### WHAT TO PRODUCE
Provide only the number of lines in the listing that contain the string "Ancon".

### STORED DATA
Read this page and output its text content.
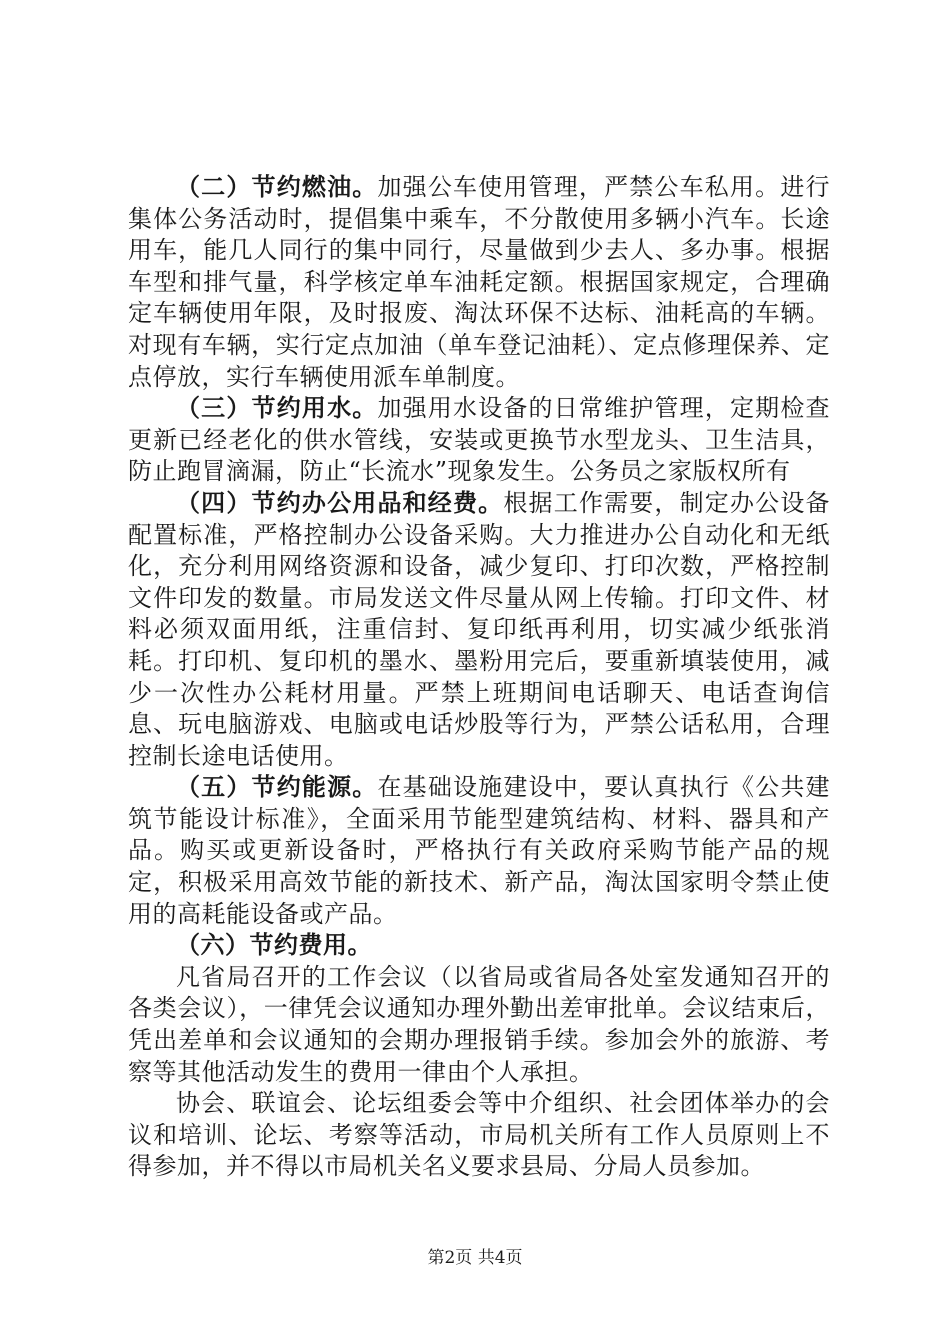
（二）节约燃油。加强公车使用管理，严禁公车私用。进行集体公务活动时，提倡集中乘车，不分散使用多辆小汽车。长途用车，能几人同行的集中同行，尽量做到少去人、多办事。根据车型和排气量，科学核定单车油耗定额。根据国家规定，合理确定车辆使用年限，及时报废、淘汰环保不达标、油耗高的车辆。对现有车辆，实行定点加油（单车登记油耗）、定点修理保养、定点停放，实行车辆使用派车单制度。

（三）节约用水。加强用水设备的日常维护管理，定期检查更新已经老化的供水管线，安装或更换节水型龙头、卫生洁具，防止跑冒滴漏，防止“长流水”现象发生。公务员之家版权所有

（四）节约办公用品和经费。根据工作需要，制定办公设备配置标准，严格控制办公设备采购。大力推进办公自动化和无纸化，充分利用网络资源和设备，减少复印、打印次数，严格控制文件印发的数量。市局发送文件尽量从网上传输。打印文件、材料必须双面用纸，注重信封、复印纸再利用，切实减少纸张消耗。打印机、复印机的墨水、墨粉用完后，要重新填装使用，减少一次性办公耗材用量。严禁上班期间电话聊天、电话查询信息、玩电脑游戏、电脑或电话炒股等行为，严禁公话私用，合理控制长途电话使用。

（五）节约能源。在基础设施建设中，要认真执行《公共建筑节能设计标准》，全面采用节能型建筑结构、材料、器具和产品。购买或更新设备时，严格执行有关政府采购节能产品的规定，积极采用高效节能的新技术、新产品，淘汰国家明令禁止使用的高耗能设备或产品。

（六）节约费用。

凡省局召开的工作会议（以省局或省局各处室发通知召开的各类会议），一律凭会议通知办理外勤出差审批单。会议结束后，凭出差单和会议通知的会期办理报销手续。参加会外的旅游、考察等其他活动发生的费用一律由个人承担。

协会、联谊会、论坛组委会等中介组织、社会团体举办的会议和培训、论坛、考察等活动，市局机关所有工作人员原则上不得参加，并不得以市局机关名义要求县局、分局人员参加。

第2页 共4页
---
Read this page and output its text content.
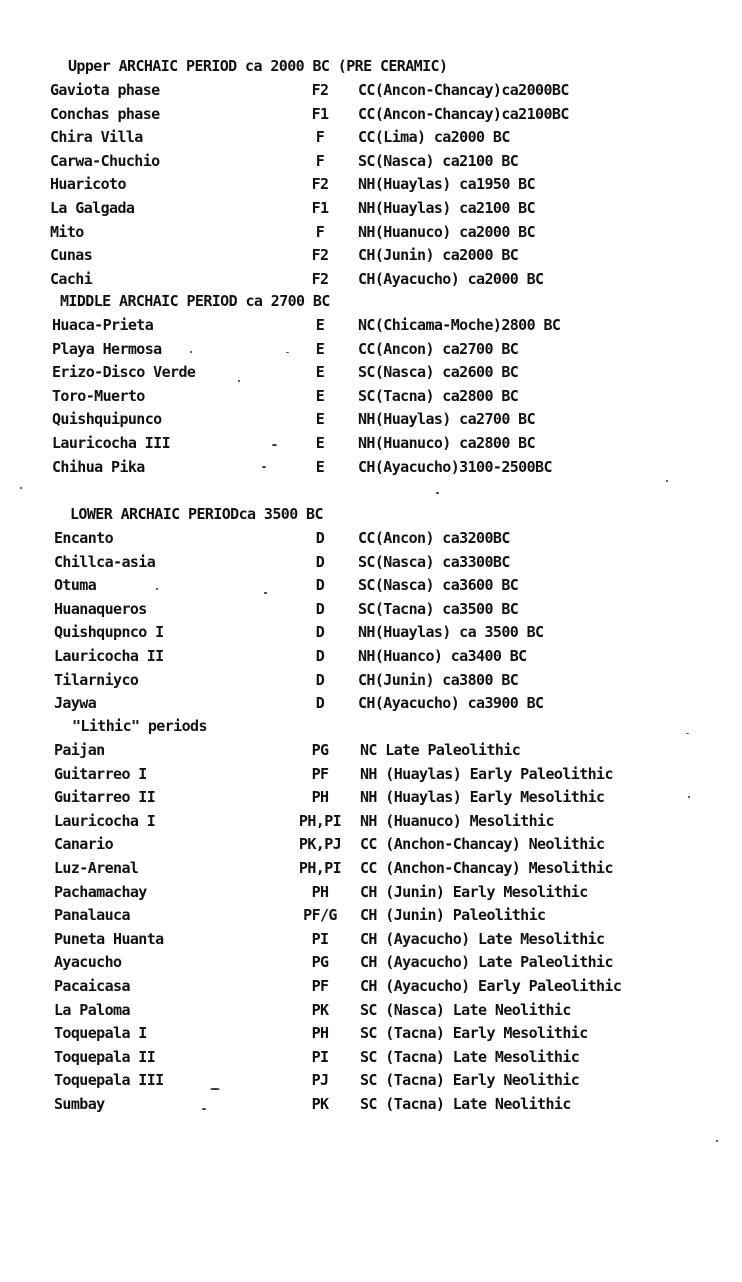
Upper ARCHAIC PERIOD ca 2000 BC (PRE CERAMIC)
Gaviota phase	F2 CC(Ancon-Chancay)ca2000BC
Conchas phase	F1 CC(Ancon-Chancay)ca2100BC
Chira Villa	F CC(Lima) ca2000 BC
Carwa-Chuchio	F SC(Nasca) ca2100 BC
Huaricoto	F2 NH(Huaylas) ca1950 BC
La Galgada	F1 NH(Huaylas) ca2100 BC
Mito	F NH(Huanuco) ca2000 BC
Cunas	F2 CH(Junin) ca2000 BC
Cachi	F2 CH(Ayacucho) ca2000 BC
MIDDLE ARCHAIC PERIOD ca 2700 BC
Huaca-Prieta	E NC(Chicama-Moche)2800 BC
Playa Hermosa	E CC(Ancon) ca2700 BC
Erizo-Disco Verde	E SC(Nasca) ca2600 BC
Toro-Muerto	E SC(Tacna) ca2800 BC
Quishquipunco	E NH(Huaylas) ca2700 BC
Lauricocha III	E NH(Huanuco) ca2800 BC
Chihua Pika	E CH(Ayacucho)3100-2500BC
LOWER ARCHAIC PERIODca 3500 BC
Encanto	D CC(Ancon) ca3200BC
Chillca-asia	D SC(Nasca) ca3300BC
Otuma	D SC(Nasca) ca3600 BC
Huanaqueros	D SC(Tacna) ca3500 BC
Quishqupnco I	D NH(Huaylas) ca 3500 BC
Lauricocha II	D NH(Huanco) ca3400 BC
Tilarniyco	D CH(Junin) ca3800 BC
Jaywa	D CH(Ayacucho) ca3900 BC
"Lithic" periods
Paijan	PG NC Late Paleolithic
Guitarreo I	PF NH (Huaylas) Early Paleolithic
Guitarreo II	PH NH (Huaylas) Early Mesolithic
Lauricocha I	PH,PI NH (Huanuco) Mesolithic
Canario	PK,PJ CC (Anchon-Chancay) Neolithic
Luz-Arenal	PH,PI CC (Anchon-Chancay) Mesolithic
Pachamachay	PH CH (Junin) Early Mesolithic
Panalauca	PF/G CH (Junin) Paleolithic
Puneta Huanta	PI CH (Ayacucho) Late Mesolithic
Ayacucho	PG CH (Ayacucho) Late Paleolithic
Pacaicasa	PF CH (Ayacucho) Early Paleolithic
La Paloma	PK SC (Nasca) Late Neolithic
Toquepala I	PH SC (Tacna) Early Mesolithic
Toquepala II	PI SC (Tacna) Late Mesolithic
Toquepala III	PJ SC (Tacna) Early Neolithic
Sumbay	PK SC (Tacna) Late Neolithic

### RESPONSE TO THE EXERCISE
4